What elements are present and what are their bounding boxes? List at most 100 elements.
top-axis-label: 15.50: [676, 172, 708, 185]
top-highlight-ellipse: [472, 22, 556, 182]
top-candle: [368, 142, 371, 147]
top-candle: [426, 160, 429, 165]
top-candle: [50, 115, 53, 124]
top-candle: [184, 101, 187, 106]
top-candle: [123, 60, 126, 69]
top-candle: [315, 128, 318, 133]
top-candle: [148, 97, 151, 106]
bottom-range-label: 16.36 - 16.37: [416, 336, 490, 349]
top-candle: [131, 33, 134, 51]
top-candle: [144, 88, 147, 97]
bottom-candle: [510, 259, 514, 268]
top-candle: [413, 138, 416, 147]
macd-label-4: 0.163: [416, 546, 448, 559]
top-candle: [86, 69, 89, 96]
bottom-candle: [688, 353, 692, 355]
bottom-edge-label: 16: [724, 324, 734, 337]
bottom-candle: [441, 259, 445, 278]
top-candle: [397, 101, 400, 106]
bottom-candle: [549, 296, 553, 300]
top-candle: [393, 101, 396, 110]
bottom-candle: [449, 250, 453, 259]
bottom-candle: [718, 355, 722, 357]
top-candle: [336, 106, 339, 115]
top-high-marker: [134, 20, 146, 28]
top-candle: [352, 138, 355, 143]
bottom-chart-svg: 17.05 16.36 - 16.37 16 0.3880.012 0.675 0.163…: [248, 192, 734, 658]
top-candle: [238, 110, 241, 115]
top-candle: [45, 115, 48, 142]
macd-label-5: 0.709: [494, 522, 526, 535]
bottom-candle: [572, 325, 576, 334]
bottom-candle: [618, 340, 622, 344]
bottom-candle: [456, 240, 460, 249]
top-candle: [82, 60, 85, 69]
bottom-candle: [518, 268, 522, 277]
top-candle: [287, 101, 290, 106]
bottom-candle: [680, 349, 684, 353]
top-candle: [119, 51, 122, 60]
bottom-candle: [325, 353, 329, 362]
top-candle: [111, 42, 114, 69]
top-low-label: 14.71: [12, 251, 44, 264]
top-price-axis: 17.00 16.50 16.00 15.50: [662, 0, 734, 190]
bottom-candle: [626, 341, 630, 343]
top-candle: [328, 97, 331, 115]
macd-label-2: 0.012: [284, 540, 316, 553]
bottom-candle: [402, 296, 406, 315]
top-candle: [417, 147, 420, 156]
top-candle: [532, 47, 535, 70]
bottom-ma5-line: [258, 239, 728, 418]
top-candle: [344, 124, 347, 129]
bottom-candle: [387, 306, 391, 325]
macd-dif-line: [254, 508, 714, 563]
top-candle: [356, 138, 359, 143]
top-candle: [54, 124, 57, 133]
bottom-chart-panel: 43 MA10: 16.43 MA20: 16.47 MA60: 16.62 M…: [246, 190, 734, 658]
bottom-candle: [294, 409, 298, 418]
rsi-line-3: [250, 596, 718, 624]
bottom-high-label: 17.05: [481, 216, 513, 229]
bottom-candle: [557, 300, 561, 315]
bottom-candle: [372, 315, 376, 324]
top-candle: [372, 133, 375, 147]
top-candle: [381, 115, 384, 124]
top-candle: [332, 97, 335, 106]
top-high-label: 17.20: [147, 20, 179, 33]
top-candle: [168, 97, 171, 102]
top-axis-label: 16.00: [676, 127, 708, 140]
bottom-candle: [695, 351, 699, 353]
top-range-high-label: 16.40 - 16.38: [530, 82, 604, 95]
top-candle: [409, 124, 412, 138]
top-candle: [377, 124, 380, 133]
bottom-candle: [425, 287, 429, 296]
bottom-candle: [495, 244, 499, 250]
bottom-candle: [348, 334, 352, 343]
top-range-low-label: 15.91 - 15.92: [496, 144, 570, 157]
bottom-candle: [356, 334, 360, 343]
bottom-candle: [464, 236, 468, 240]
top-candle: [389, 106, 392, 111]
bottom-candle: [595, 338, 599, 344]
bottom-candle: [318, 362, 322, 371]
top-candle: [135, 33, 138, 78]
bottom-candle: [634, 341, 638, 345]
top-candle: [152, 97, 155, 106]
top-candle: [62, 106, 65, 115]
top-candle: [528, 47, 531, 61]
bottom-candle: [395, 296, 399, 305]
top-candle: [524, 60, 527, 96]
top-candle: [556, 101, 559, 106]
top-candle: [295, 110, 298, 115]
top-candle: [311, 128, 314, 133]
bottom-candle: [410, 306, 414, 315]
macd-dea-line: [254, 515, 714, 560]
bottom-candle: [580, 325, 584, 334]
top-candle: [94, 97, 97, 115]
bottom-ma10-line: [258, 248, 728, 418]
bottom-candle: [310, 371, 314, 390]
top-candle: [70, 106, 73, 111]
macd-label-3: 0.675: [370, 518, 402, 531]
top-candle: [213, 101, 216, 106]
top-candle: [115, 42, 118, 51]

==============================

Copy the material from its first line through the line containing "bottom-candle: [325, 353, 329, 362]", including both of those lines.

What elements are present and what are their bounding boxes? List at most 100 elements.
top-axis-label: 15.50: [676, 172, 708, 185]
top-highlight-ellipse: [472, 22, 556, 182]
top-candle: [368, 142, 371, 147]
top-candle: [426, 160, 429, 165]
top-candle: [50, 115, 53, 124]
top-candle: [184, 101, 187, 106]
top-candle: [123, 60, 126, 69]
top-candle: [315, 128, 318, 133]
top-candle: [148, 97, 151, 106]
bottom-range-label: 16.36 - 16.37: [416, 336, 490, 349]
top-candle: [131, 33, 134, 51]
top-candle: [144, 88, 147, 97]
bottom-candle: [510, 259, 514, 268]
top-candle: [413, 138, 416, 147]
macd-label-4: 0.163: [416, 546, 448, 559]
top-candle: [86, 69, 89, 96]
bottom-candle: [688, 353, 692, 355]
bottom-edge-label: 16: [724, 324, 734, 337]
bottom-candle: [441, 259, 445, 278]
top-candle: [397, 101, 400, 106]
bottom-candle: [549, 296, 553, 300]
top-candle: [393, 101, 396, 110]
bottom-candle: [449, 250, 453, 259]
bottom-candle: [718, 355, 722, 357]
top-candle: [336, 106, 339, 115]
top-high-marker: [134, 20, 146, 28]
top-candle: [352, 138, 355, 143]
bottom-chart-svg: 17.05 16.36 - 16.37 16 0.3880.012 0.675 0.163…: [248, 192, 734, 658]
top-candle: [238, 110, 241, 115]
top-candle: [45, 115, 48, 142]
macd-label-5: 0.709: [494, 522, 526, 535]
bottom-candle: [572, 325, 576, 334]
bottom-candle: [618, 340, 622, 344]
bottom-candle: [456, 240, 460, 249]
top-candle: [82, 60, 85, 69]
bottom-candle: [518, 268, 522, 277]
top-candle: [287, 101, 290, 106]
bottom-candle: [680, 349, 684, 353]
top-candle: [119, 51, 122, 60]
bottom-candle: [325, 353, 329, 362]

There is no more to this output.